§ **The problem**: Which lines in the records below contain the word "description"? Copy each of them.

# Dataset rows start

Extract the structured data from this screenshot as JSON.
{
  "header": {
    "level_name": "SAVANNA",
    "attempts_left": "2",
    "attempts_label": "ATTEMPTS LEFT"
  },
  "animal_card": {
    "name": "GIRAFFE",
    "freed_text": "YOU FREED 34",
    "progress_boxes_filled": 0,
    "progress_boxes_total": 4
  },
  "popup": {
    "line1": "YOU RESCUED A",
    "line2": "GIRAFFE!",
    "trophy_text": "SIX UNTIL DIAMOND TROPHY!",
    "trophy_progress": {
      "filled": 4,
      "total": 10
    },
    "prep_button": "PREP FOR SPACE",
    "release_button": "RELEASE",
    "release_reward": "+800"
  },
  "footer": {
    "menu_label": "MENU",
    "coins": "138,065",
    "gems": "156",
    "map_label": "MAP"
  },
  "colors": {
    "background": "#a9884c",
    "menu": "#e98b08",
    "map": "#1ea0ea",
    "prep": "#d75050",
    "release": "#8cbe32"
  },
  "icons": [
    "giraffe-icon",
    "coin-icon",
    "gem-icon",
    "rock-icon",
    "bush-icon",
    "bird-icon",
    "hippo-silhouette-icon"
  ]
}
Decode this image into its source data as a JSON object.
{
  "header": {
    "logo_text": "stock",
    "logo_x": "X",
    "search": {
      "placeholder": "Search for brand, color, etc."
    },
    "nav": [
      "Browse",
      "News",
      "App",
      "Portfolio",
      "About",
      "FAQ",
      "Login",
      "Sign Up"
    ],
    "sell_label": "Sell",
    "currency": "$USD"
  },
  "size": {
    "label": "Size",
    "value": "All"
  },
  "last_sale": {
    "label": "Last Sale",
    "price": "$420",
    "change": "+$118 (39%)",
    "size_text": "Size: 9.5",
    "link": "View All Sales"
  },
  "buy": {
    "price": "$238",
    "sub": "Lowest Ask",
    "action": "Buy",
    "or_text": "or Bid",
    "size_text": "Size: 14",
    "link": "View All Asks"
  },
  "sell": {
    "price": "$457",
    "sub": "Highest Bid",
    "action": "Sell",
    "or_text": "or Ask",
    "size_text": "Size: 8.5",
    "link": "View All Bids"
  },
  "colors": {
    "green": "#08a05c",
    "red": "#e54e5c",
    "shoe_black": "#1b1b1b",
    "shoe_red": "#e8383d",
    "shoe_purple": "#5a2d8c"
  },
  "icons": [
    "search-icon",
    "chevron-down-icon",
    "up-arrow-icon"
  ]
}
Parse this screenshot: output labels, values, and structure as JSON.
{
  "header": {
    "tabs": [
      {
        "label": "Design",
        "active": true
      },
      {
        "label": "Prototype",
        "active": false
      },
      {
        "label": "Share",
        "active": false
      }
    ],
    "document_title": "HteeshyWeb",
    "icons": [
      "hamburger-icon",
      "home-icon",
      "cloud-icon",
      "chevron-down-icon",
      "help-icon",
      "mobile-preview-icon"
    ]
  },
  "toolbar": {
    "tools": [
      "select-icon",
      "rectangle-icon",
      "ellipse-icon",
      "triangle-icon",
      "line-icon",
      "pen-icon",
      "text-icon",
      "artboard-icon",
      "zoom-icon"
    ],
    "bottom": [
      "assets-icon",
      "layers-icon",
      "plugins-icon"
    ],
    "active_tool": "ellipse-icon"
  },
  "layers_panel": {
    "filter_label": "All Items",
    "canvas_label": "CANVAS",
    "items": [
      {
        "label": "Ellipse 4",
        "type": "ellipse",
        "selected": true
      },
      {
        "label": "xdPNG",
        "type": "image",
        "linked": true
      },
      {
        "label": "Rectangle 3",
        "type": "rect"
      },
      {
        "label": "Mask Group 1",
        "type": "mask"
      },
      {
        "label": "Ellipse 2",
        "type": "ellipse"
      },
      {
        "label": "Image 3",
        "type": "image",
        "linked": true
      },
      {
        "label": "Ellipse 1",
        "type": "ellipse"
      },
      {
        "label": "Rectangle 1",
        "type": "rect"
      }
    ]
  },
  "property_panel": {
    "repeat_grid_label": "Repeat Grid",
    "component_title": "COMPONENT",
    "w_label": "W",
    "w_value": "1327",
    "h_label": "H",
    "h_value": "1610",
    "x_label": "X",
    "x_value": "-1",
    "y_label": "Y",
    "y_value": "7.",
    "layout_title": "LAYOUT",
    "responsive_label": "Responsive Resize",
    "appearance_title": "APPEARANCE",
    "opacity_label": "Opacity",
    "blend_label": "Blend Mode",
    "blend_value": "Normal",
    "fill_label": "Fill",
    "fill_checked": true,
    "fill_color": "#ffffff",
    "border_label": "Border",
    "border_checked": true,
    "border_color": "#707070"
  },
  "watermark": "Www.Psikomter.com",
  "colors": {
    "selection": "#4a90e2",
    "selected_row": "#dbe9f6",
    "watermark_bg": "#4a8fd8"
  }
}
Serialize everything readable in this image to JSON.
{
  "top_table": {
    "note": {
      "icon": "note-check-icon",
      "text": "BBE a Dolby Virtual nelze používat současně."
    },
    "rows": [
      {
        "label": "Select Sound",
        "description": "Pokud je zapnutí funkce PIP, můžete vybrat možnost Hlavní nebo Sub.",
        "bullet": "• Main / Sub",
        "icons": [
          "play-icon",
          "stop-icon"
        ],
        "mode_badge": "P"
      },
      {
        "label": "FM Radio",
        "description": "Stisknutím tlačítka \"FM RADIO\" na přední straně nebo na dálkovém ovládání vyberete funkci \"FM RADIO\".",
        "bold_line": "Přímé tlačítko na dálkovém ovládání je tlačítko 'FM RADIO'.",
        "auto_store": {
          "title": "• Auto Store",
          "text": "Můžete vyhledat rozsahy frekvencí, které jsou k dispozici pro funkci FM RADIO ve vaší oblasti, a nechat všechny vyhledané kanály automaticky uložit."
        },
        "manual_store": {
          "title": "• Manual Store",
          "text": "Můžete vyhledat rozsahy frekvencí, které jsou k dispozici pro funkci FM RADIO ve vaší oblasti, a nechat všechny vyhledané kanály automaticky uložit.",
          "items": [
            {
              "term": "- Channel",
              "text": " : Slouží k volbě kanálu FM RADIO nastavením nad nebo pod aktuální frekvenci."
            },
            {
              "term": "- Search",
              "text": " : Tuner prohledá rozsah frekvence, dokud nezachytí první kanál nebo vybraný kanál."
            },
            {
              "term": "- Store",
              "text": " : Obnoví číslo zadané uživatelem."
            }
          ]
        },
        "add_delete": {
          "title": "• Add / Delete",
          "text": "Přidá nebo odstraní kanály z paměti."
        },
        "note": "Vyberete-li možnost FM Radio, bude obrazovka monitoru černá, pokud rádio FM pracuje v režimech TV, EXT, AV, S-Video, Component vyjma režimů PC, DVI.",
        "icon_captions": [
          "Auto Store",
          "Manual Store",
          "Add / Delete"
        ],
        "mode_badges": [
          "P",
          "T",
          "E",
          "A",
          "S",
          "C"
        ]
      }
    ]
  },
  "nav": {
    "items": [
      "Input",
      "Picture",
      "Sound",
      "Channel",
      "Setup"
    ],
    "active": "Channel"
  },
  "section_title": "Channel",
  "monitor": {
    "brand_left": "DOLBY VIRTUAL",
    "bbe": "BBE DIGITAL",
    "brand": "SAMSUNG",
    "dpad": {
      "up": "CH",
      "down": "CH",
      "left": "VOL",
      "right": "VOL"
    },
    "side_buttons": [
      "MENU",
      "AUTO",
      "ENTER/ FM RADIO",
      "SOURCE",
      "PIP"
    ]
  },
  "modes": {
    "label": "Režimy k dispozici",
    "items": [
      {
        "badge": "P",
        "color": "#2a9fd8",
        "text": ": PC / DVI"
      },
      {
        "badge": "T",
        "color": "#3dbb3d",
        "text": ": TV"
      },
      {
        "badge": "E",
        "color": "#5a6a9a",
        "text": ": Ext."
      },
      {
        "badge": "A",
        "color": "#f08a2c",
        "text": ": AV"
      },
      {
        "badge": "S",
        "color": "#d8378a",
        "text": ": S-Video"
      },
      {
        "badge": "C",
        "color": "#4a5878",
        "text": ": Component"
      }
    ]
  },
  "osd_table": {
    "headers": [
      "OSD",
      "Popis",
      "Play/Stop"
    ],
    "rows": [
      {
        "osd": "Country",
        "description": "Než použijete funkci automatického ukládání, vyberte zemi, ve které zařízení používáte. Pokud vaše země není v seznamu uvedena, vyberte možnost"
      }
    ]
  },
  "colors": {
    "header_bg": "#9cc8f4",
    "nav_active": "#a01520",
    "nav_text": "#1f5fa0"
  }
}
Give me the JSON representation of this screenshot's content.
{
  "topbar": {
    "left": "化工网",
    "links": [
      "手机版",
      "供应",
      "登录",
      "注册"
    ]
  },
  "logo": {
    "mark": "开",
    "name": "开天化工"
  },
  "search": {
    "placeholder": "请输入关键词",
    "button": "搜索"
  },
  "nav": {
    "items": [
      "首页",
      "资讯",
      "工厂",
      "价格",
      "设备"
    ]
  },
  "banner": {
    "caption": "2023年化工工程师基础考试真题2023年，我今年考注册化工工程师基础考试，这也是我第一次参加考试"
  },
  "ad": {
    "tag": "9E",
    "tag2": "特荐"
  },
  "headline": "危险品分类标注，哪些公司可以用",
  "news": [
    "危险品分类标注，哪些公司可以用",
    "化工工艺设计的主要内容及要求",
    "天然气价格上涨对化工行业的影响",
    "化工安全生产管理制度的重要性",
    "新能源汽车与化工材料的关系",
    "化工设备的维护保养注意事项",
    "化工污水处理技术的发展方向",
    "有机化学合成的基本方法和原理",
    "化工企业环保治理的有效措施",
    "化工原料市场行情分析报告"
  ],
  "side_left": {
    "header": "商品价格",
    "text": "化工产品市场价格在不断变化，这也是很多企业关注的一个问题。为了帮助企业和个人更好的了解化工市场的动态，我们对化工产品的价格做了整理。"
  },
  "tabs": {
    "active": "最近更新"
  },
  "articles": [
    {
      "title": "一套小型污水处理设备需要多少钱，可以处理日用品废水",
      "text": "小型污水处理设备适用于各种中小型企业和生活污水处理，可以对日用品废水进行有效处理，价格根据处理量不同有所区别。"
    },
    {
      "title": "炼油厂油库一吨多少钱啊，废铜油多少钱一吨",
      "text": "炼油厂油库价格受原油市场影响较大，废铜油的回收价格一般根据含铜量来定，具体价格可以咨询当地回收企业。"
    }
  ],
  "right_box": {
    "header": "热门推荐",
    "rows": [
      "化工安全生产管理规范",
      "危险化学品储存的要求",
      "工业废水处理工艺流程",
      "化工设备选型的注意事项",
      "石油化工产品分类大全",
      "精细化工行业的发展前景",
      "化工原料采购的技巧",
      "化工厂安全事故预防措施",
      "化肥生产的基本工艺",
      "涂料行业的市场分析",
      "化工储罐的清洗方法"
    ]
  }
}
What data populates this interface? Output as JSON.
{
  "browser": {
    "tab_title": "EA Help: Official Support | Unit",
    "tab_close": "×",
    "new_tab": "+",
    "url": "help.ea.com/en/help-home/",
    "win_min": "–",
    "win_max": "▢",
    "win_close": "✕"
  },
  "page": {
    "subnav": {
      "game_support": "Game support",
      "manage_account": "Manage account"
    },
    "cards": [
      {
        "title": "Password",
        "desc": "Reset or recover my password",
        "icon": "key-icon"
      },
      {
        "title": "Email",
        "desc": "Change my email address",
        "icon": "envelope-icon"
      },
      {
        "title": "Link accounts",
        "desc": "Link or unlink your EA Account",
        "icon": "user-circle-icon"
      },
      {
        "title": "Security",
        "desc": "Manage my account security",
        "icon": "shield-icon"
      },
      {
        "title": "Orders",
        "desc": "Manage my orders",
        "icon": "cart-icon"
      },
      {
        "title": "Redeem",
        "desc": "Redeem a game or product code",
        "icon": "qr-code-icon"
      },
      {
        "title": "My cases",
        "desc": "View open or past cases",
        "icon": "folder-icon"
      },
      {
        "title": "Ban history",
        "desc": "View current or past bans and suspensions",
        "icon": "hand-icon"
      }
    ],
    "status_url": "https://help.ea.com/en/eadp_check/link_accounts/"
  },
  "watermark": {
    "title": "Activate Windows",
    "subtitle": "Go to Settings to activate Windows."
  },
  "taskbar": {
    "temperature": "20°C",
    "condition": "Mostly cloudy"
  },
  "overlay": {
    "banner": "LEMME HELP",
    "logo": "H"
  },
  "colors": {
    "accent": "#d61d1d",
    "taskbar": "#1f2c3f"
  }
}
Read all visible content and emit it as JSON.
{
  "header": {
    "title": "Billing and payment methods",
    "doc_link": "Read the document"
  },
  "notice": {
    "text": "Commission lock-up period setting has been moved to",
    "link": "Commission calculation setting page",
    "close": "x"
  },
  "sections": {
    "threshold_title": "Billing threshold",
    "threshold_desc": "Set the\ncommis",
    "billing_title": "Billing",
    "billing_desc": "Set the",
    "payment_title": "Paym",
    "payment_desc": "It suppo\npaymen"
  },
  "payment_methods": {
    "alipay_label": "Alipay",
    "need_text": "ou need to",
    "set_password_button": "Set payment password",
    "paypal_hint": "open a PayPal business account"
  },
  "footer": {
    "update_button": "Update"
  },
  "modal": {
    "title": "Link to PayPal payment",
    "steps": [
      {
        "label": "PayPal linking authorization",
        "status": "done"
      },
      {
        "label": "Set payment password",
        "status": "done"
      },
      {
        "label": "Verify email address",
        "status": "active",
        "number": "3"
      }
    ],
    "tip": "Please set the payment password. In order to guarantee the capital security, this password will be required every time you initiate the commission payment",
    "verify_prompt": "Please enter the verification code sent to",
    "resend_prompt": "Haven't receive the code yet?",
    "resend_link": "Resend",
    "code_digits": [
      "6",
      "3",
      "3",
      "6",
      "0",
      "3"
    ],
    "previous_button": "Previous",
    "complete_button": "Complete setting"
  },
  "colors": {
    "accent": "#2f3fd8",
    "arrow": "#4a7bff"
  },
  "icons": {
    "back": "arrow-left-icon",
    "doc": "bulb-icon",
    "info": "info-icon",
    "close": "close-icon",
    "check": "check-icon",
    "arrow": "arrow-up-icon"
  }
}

# Dataset rows end

§ **Written reply**:
        "description": "Pokud je zapnutí funkce PIP, můžete vybrat možnost Hlavní nebo Sub.",
        "description": "Stisknutím tlačítka \"FM RADIO\" na přední straně nebo na dálkovém ovládání vyberete funkci \"FM RADIO\".",
        "description": "Než použijete funkci automatického ukládání, vyberte zemi, ve které zařízení používáte. Pokud vaše země není v seznamu uvedena, vyberte možnost"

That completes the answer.